** STORED RECORDS **
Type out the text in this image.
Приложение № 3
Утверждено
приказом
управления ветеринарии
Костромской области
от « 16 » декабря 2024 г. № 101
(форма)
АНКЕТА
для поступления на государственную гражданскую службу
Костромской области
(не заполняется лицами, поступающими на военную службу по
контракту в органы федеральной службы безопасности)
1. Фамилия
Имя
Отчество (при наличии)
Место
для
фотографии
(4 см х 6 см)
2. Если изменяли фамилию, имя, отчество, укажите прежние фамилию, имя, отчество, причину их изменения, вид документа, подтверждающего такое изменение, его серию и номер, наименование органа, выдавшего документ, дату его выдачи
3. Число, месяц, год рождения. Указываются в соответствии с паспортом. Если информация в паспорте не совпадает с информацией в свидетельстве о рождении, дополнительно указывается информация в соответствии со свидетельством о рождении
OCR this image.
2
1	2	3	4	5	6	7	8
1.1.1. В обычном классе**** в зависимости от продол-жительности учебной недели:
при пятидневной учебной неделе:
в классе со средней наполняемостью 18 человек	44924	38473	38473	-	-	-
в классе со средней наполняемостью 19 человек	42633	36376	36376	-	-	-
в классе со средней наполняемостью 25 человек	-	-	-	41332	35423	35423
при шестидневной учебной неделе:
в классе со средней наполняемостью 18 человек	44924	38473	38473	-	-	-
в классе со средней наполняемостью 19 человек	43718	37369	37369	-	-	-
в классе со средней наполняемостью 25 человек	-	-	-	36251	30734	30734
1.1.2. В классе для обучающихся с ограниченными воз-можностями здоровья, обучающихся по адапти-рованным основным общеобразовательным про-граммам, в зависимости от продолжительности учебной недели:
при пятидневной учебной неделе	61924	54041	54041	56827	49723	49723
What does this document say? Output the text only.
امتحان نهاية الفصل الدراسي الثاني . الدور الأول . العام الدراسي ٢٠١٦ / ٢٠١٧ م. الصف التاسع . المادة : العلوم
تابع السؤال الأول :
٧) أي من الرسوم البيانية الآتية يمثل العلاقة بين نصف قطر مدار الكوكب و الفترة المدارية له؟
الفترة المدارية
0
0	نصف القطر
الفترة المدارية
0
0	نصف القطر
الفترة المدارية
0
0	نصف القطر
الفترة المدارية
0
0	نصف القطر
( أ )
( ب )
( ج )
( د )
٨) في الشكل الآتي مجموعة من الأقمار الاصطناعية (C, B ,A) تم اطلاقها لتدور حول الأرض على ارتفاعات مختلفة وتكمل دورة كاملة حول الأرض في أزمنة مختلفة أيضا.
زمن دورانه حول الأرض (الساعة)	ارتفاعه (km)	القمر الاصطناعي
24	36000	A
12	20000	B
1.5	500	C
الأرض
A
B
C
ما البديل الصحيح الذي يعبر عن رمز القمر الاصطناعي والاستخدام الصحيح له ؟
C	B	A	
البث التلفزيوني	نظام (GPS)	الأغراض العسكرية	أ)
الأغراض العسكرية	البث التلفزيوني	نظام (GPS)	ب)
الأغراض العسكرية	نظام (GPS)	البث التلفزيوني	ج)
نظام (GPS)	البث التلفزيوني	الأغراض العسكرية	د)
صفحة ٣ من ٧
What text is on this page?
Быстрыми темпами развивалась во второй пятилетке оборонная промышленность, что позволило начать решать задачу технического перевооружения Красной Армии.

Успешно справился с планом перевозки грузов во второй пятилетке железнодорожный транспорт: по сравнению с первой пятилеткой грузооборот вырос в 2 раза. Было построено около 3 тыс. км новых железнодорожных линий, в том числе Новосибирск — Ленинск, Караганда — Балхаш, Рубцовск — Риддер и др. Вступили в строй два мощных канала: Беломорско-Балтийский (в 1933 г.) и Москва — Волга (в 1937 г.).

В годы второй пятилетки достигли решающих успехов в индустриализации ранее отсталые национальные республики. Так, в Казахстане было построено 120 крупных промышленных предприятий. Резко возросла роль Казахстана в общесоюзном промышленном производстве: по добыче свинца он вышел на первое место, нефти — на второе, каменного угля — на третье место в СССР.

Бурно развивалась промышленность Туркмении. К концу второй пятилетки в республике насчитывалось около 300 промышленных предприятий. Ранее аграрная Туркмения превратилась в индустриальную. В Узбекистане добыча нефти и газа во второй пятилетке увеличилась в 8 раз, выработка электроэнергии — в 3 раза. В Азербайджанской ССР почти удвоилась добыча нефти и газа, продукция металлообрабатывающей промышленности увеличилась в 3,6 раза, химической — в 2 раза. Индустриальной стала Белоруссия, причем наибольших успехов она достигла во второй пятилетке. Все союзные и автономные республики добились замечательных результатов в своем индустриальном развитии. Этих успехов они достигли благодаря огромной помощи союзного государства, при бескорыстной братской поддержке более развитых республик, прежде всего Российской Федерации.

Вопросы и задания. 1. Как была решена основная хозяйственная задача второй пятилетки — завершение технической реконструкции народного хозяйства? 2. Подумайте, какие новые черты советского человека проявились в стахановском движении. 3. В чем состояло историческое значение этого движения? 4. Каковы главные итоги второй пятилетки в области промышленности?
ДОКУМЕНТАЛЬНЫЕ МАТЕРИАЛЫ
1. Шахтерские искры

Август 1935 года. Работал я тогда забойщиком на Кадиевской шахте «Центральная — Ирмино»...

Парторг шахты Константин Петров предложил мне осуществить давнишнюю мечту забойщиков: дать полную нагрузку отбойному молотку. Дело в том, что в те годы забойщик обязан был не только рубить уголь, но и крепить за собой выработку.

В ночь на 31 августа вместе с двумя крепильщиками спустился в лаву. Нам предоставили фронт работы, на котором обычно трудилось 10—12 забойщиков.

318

** GOAL OF THE EXERCISE **
Extract all of the data shown above without alteration.

** SOLUTION TO THE EXERCISE **
Type out the text in this image.
Приложение № 3
Утверждено
приказом
управления ветеринарии
Костромской области
от « 16 » декабря 2024 г. № 101
(форма)
АНКЕТА
для поступления на государственную гражданскую службу
Костромской области
(не заполняется лицами, поступающими на военную службу по
контракту в органы федеральной службы безопасности)
1. Фамилия
Имя
Отчество (при наличии)
Место
для
фотографии
(4 см х 6 см)
2. Если изменяли фамилию, имя, отчество, укажите прежние фамилию, имя, отчество, причину их изменения, вид документа, подтверждающего такое изменение, его серию и номер, наименование органа, выдавшего документ, дату его выдачи
3. Число, месяц, год рождения. Указываются в соответствии с паспортом. Если информация в паспорте не совпадает с информацией в свидетельстве о рождении, дополнительно указывается информация в соответствии со свидетельством о рождении
OCR this image.
2
1	2	3	4	5	6	7	8
1.1.1. В обычном классе**** в зависимости от продол-жительности учебной недели:
при пятидневной учебной неделе:
в классе со средней наполняемостью 18 человек	44924	38473	38473	-	-	-
в классе со средней наполняемостью 19 человек	42633	36376	36376	-	-	-
в классе со средней наполняемостью 25 человек	-	-	-	41332	35423	35423
при шестидневной учебной неделе:
в классе со средней наполняемостью 18 человек	44924	38473	38473	-	-	-
в классе со средней наполняемостью 19 человек	43718	37369	37369	-	-	-
в классе со средней наполняемостью 25 человек	-	-	-	36251	30734	30734
1.1.2. В классе для обучающихся с ограниченными воз-можностями здоровья, обучающихся по адапти-рованным основным общеобразовательным про-граммам, в зависимости от продолжительности учебной недели:
при пятидневной учебной неделе	61924	54041	54041	56827	49723	49723
What does this document say? Output the text only.
امتحان نهاية الفصل الدراسي الثاني . الدور الأول . العام الدراسي ٢٠١٦ / ٢٠١٧ م. الصف التاسع . المادة : العلوم
تابع السؤال الأول :
٧) أي من الرسوم البيانية الآتية يمثل العلاقة بين نصف قطر مدار الكوكب و الفترة المدارية له؟
الفترة المدارية
0
0	نصف القطر
الفترة المدارية
0
0	نصف القطر
الفترة المدارية
0
0	نصف القطر
الفترة المدارية
0
0	نصف القطر
( أ )
( ب )
( ج )
( د )
٨) في الشكل الآتي مجموعة من الأقمار الاصطناعية (C, B ,A) تم اطلاقها لتدور حول الأرض على ارتفاعات مختلفة وتكمل دورة كاملة حول الأرض في أزمنة مختلفة أيضا.
زمن دورانه حول الأرض (الساعة)	ارتفاعه (km)	القمر الاصطناعي
24	36000	A
12	20000	B
1.5	500	C
الأرض
A
B
C
ما البديل الصحيح الذي يعبر عن رمز القمر الاصطناعي والاستخدام الصحيح له ؟
C	B	A	
البث التلفزيوني	نظام (GPS)	الأغراض العسكرية	أ)
الأغراض العسكرية	البث التلفزيوني	نظام (GPS)	ب)
الأغراض العسكرية	نظام (GPS)	البث التلفزيوني	ج)
نظام (GPS)	البث التلفزيوني	الأغراض العسكرية	د)
صفحة ٣ من ٧
What text is on this page?
Быстрыми темпами развивалась во второй пятилетке оборонная промышленность, что позволило начать решать задачу технического перевооружения Красной Армии.

Успешно справился с планом перевозки грузов во второй пятилетке железнодорожный транспорт: по сравнению с первой пятилеткой грузооборот вырос в 2 раза. Было построено около 3 тыс. км новых железнодорожных линий, в том числе Новосибирск — Ленинск, Караганда — Балхаш, Рубцовск — Риддер и др. Вступили в строй два мощных канала: Беломорско-Балтийский (в 1933 г.) и Москва — Волга (в 1937 г.).

В годы второй пятилетки достигли решающих успехов в индустриализации ранее отсталые национальные республики. Так, в Казахстане было построено 120 крупных промышленных предприятий. Резко возросла роль Казахстана в общесоюзном промышленном производстве: по добыче свинца он вышел на первое место, нефти — на второе, каменного угля — на третье место в СССР.

Бурно развивалась промышленность Туркмении. К концу второй пятилетки в республике насчитывалось около 300 промышленных предприятий. Ранее аграрная Туркмения превратилась в индустриальную. В Узбекистане добыча нефти и газа во второй пятилетке увеличилась в 8 раз, выработка электроэнергии — в 3 раза. В Азербайджанской ССР почти удвоилась добыча нефти и газа, продукция металлообрабатывающей промышленности увеличилась в 3,6 раза, химической — в 2 раза. Индустриальной стала Белоруссия, причем наибольших успехов она достигла во второй пятилетке. Все союзные и автономные республики добились замечательных результатов в своем индустриальном развитии. Этих успехов они достигли благодаря огромной помощи союзного государства, при бескорыстной братской поддержке более развитых республик, прежде всего Российской Федерации.

Вопросы и задания. 1. Как была решена основная хозяйственная задача второй пятилетки — завершение технической реконструкции народного хозяйства? 2. Подумайте, какие новые черты советского человека проявились в стахановском движении. 3. В чем состояло историческое значение этого движения? 4. Каковы главные итоги второй пятилетки в области промышленности?
ДОКУМЕНТАЛЬНЫЕ МАТЕРИАЛЫ
1. Шахтерские искры

Август 1935 года. Работал я тогда забойщиком на Кадиевской шахте «Центральная — Ирмино»...

Парторг шахты Константин Петров предложил мне осуществить давнишнюю мечту забойщиков: дать полную нагрузку отбойному молотку. Дело в том, что в те годы забойщик обязан был не только рубить уголь, но и крепить за собой выработку.

В ночь на 31 августа вместе с двумя крепильщиками спустился в лаву. Нам предоставили фронт работы, на котором обычно трудилось 10—12 забойщиков.

318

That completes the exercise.